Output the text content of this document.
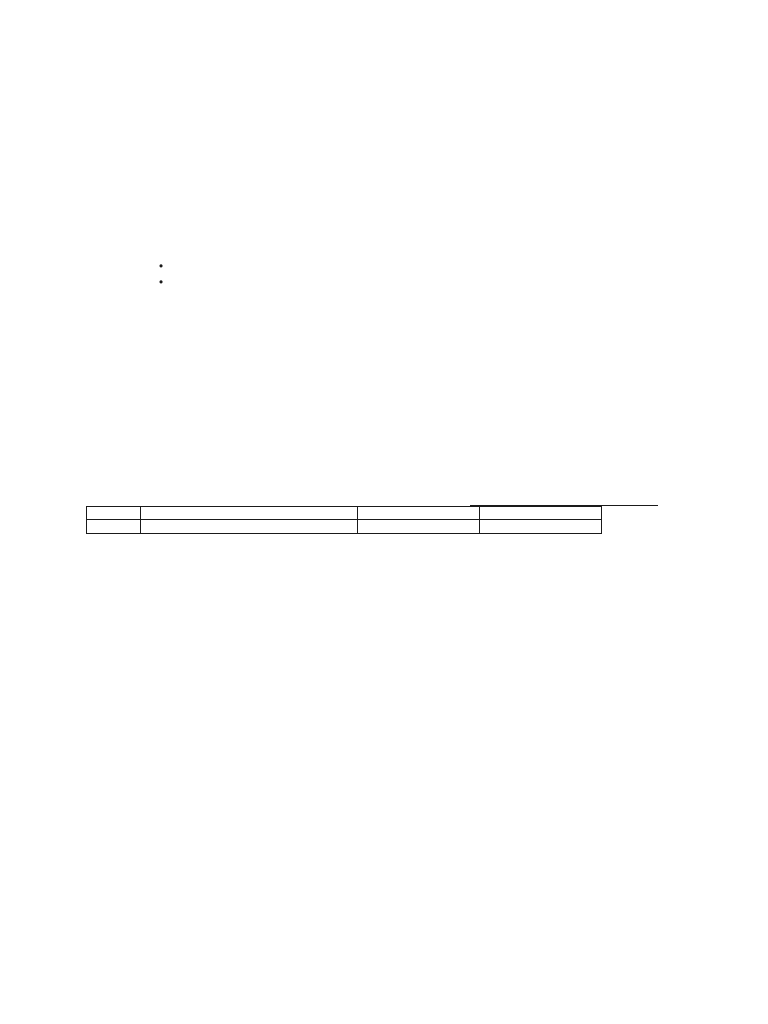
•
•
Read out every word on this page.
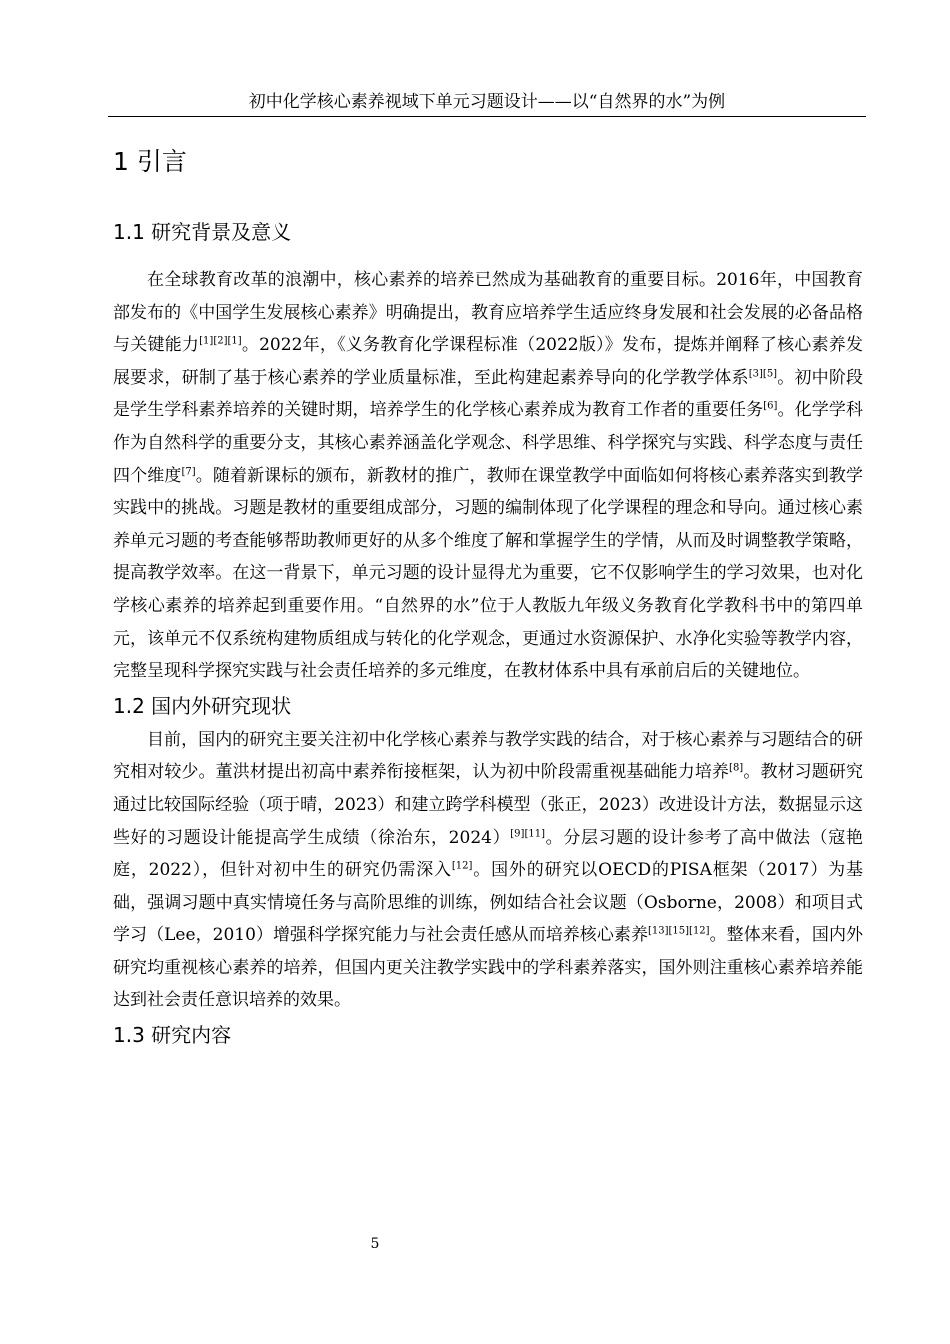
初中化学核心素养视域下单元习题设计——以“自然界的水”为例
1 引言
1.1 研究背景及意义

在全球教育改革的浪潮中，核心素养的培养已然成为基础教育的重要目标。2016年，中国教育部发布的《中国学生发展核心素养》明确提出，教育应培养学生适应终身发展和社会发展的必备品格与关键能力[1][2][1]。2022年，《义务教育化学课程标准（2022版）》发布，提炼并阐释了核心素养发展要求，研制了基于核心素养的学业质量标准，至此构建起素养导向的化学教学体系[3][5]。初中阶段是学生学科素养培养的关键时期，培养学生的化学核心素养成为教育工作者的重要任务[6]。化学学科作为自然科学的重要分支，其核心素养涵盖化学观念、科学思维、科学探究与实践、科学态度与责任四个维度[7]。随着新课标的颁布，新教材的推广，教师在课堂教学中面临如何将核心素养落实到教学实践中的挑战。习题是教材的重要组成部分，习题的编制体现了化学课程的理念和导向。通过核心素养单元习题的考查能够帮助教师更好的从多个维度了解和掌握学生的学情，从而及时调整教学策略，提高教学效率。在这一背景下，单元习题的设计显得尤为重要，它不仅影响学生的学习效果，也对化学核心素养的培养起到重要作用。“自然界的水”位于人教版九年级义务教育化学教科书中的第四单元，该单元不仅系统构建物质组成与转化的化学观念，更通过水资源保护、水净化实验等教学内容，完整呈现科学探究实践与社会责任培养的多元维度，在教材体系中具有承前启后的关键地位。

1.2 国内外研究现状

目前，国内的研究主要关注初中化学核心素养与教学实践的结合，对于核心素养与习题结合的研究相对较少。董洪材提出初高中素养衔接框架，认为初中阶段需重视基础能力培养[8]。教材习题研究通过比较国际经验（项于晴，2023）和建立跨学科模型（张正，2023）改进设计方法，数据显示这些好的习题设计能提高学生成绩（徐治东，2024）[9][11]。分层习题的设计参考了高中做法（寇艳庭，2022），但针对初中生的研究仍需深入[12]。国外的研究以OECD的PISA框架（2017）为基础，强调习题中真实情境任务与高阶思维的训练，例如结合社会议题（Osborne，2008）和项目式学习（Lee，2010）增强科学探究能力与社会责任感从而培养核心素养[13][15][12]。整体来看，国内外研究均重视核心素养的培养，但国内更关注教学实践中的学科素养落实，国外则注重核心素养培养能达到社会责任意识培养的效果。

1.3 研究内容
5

→ STATED TASK
Search the lines for "this". Copy each line that has it.

→ SOLUTION TO THE EXERCISE
Output the text content of this document.
Read out every word on this page.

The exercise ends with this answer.